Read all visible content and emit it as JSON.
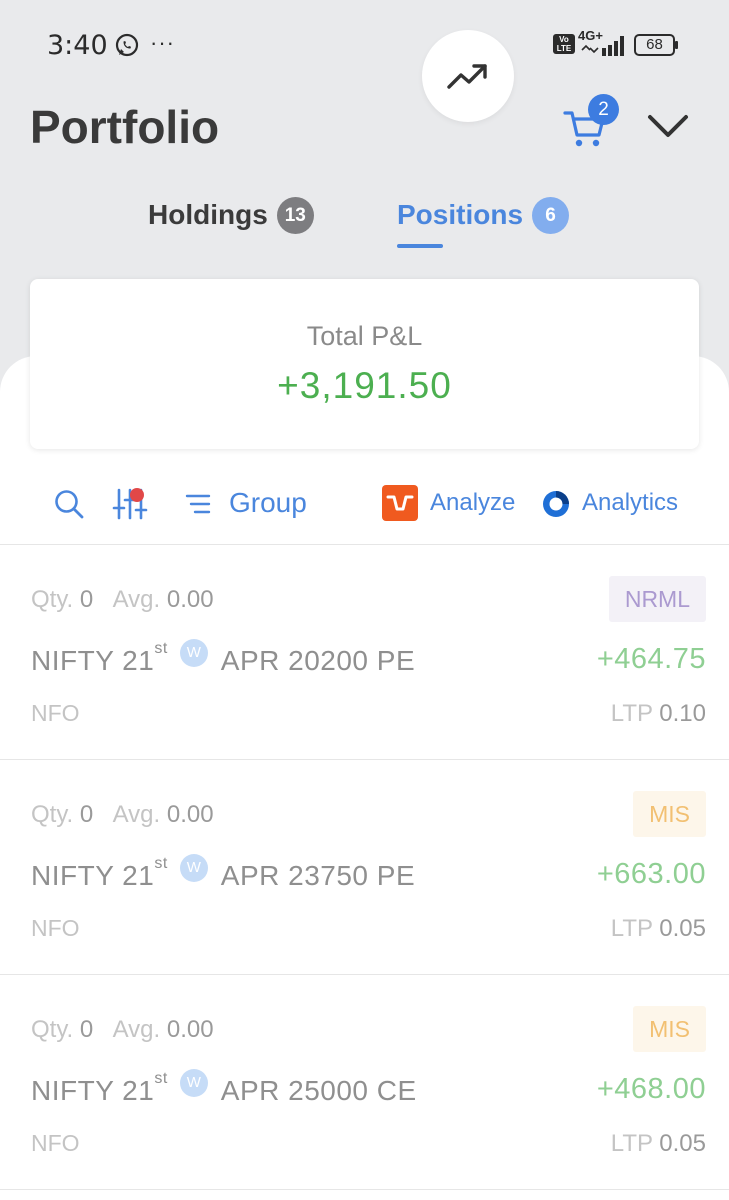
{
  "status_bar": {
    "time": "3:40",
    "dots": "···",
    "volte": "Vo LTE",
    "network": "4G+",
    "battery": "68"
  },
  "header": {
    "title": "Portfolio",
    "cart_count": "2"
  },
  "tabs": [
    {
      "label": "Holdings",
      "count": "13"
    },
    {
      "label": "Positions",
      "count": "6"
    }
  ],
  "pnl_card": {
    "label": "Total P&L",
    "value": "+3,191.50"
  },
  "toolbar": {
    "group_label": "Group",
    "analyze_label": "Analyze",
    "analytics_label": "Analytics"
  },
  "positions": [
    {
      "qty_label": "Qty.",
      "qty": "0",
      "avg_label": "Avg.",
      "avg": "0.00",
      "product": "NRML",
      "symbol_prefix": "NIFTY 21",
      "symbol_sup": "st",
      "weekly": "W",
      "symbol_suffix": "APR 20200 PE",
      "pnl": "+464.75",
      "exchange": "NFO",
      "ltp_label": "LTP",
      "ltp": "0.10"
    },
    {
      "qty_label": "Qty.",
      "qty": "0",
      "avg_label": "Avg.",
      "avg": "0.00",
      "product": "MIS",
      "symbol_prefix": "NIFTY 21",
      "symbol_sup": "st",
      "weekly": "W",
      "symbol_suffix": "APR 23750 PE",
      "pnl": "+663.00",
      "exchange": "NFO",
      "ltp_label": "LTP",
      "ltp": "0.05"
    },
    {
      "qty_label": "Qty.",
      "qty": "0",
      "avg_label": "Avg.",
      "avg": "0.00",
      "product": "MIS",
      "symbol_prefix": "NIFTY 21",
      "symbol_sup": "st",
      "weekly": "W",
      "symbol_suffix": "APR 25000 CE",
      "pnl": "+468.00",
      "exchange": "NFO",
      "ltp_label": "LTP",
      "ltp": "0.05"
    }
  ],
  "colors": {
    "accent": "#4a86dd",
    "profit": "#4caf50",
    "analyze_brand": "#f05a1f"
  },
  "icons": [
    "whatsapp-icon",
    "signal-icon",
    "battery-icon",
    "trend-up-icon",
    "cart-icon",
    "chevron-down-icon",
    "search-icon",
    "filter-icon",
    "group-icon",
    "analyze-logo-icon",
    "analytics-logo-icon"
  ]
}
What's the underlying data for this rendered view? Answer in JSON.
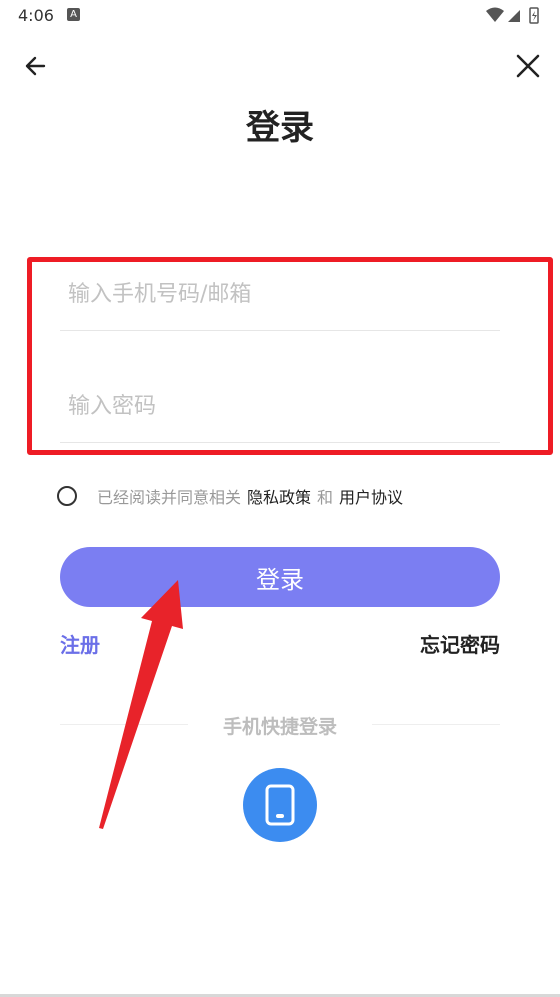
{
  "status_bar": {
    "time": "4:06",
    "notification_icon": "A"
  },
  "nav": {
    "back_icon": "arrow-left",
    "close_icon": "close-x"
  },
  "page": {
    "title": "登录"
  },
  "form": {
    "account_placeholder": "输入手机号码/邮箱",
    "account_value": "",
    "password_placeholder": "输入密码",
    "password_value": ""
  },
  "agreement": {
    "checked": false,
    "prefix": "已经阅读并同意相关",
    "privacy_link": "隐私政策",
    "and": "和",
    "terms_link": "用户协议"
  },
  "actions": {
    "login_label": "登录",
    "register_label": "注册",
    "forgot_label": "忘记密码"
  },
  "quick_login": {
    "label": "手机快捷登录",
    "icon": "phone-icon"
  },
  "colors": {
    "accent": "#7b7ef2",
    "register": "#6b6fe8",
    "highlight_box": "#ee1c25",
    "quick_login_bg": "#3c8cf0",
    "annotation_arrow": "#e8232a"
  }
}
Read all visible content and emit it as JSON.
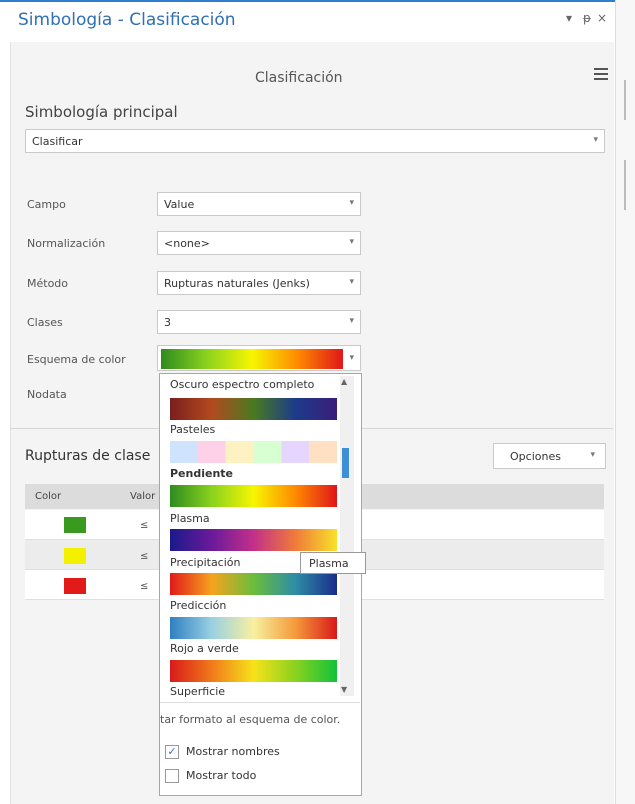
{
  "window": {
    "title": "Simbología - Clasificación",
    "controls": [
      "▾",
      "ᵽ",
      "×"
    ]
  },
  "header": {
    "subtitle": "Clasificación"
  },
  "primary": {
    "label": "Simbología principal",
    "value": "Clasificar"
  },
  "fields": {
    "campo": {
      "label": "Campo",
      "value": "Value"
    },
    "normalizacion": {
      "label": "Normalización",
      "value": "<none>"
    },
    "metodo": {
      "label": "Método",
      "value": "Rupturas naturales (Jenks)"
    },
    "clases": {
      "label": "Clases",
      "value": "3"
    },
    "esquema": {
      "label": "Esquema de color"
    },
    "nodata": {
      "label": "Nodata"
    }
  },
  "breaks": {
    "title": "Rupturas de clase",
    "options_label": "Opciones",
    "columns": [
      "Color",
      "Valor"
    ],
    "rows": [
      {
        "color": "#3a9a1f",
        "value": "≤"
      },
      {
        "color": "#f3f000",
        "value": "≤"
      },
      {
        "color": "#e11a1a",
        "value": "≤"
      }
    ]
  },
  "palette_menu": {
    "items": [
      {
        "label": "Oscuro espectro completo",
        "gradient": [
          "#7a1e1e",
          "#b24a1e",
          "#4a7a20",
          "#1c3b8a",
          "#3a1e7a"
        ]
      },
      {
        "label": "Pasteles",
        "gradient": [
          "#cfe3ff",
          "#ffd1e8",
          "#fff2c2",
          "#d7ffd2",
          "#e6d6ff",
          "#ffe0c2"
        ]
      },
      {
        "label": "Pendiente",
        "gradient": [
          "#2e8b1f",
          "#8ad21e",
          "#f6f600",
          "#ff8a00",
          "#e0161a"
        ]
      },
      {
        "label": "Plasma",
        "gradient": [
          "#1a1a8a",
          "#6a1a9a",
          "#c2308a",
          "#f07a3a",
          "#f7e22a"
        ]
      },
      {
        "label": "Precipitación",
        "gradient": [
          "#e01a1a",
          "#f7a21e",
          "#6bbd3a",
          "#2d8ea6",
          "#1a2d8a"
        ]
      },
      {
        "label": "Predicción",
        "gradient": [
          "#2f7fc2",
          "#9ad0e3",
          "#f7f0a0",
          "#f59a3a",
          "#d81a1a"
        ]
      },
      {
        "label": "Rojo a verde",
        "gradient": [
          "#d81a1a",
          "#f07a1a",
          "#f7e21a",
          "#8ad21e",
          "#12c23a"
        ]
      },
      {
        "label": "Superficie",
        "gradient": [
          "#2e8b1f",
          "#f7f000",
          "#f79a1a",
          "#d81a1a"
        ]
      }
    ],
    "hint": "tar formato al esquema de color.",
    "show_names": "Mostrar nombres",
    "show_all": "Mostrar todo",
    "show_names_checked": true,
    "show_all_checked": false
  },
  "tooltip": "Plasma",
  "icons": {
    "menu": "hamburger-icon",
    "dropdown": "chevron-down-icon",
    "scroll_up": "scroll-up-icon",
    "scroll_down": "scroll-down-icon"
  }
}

++++++++++

Give all the entries again exactly, dropping each picture.

Read all visible content and emit it as JSON.
{
  "status_bar": {
    "time": "3:40",
    "dots": "···",
    "volte": "Vo LTE",
    "network": "4G+",
    "battery": "68"
  },
  "header": {
    "title": "Portfolio",
    "cart_count": "2"
  },
  "tabs": [
    {
      "label": "Holdings",
      "count": "13"
    },
    {
      "label": "Positions",
      "count": "6"
    }
  ],
  "pnl_card": {
    "label": "Total P&L",
    "value": "+3,191.50"
  },
  "toolbar": {
    "group_label": "Group",
    "analyze_label": "Analyze",
    "analytics_label": "Analytics"
  },
  "positions": [
    {
      "qty_label": "Qty.",
      "qty": "0",
      "avg_label": "Avg.",
      "avg": "0.00",
      "product": "NRML",
      "symbol_prefix": "NIFTY 21",
      "symbol_sup": "st",
      "weekly": "W",
      "symbol_suffix": "APR 20200 PE",
      "pnl": "+464.75",
      "exchange": "NFO",
      "ltp_label": "LTP",
      "ltp": "0.10"
    },
    {
      "qty_label": "Qty.",
      "qty": "0",
      "avg_label": "Avg.",
      "avg": "0.00",
      "product": "MIS",
      "symbol_prefix": "NIFTY 21",
      "symbol_sup": "st",
      "weekly": "W",
      "symbol_suffix": "APR 23750 PE",
      "pnl": "+663.00",
      "exchange": "NFO",
      "ltp_label": "LTP",
      "ltp": "0.05"
    },
    {
      "qty_label": "Qty.",
      "qty": "0",
      "avg_label": "Avg.",
      "avg": "0.00",
      "product": "MIS",
      "symbol_prefix": "NIFTY 21",
      "symbol_sup": "st",
      "weekly": "W",
      "symbol_suffix": "APR 25000 CE",
      "pnl": "+468.00",
      "exchange": "NFO",
      "ltp_label": "LTP",
      "ltp": "0.05"
    }
  ],
  "colors": {
    "accent": "#4a86dd",
    "profit": "#4caf50",
    "analyze_brand": "#f05a1f"
  },
  "icons": [
    "whatsapp-icon",
    "signal-icon",
    "battery-icon",
    "trend-up-icon",
    "cart-icon",
    "chevron-down-icon",
    "search-icon",
    "filter-icon",
    "group-icon",
    "analyze-logo-icon",
    "analytics-logo-icon"
  ]
}
What's the underlying data for this rendered view? Answer in JSON.
{
  "status_bar": {
    "time": "4:06",
    "notification_icon": "A"
  },
  "nav": {
    "back_icon": "arrow-left",
    "close_icon": "close-x"
  },
  "page": {
    "title": "登录"
  },
  "form": {
    "account_placeholder": "输入手机号码/邮箱",
    "account_value": "",
    "password_placeholder": "输入密码",
    "password_value": ""
  },
  "agreement": {
    "checked": false,
    "prefix": "已经阅读并同意相关",
    "privacy_link": "隐私政策",
    "and": "和",
    "terms_link": "用户协议"
  },
  "actions": {
    "login_label": "登录",
    "register_label": "注册",
    "forgot_label": "忘记密码"
  },
  "quick_login": {
    "label": "手机快捷登录",
    "icon": "phone-icon"
  },
  "colors": {
    "accent": "#7b7ef2",
    "register": "#6b6fe8",
    "highlight_box": "#ee1c25",
    "quick_login_bg": "#3c8cf0",
    "annotation_arrow": "#e8232a"
  }
}
Read all visible content and emit it as JSON.
{
  "window": {
    "title": "Simbología - Clasificación",
    "controls": [
      "▾",
      "ᵽ",
      "×"
    ]
  },
  "header": {
    "subtitle": "Clasificación"
  },
  "primary": {
    "label": "Simbología principal",
    "value": "Clasificar"
  },
  "fields": {
    "campo": {
      "label": "Campo",
      "value": "Value"
    },
    "normalizacion": {
      "label": "Normalización",
      "value": "<none>"
    },
    "metodo": {
      "label": "Método",
      "value": "Rupturas naturales (Jenks)"
    },
    "clases": {
      "label": "Clases",
      "value": "3"
    },
    "esquema": {
      "label": "Esquema de color"
    },
    "nodata": {
      "label": "Nodata"
    }
  },
  "breaks": {
    "title": "Rupturas de clase",
    "options_label": "Opciones",
    "columns": [
      "Color",
      "Valor"
    ],
    "rows": [
      {
        "color": "#3a9a1f",
        "value": "≤"
      },
      {
        "color": "#f3f000",
        "value": "≤"
      },
      {
        "color": "#e11a1a",
        "value": "≤"
      }
    ]
  },
  "palette_menu": {
    "items": [
      {
        "label": "Oscuro espectro completo",
        "gradient": [
          "#7a1e1e",
          "#b24a1e",
          "#4a7a20",
          "#1c3b8a",
          "#3a1e7a"
        ]
      },
      {
        "label": "Pasteles",
        "gradient": [
          "#cfe3ff",
          "#ffd1e8",
          "#fff2c2",
          "#d7ffd2",
          "#e6d6ff",
          "#ffe0c2"
        ]
      },
      {
        "label": "Pendiente",
        "gradient": [
          "#2e8b1f",
          "#8ad21e",
          "#f6f600",
          "#ff8a00",
          "#e0161a"
        ]
      },
      {
        "label": "Plasma",
        "gradient": [
          "#1a1a8a",
          "#6a1a9a",
          "#c2308a",
          "#f07a3a",
          "#f7e22a"
        ]
      },
      {
        "label": "Precipitación",
        "gradient": [
          "#e01a1a",
          "#f7a21e",
          "#6bbd3a",
          "#2d8ea6",
          "#1a2d8a"
        ]
      },
      {
        "label": "Predicción",
        "gradient": [
          "#2f7fc2",
          "#9ad0e3",
          "#f7f0a0",
          "#f59a3a",
          "#d81a1a"
        ]
      },
      {
        "label": "Rojo a verde",
        "gradient": [
          "#d81a1a",
          "#f07a1a",
          "#f7e21a",
          "#8ad21e",
          "#12c23a"
        ]
      },
      {
        "label": "Superficie",
        "gradient": [
          "#2e8b1f",
          "#f7f000",
          "#f79a1a",
          "#d81a1a"
        ]
      }
    ],
    "hint": "tar formato al esquema de color.",
    "show_names": "Mostrar nombres",
    "show_all": "Mostrar todo",
    "show_names_checked": true,
    "show_all_checked": false
  },
  "tooltip": "Plasma",
  "icons": {
    "menu": "hamburger-icon",
    "dropdown": "chevron-down-icon",
    "scroll_up": "scroll-up-icon",
    "scroll_down": "scroll-down-icon"
  }
}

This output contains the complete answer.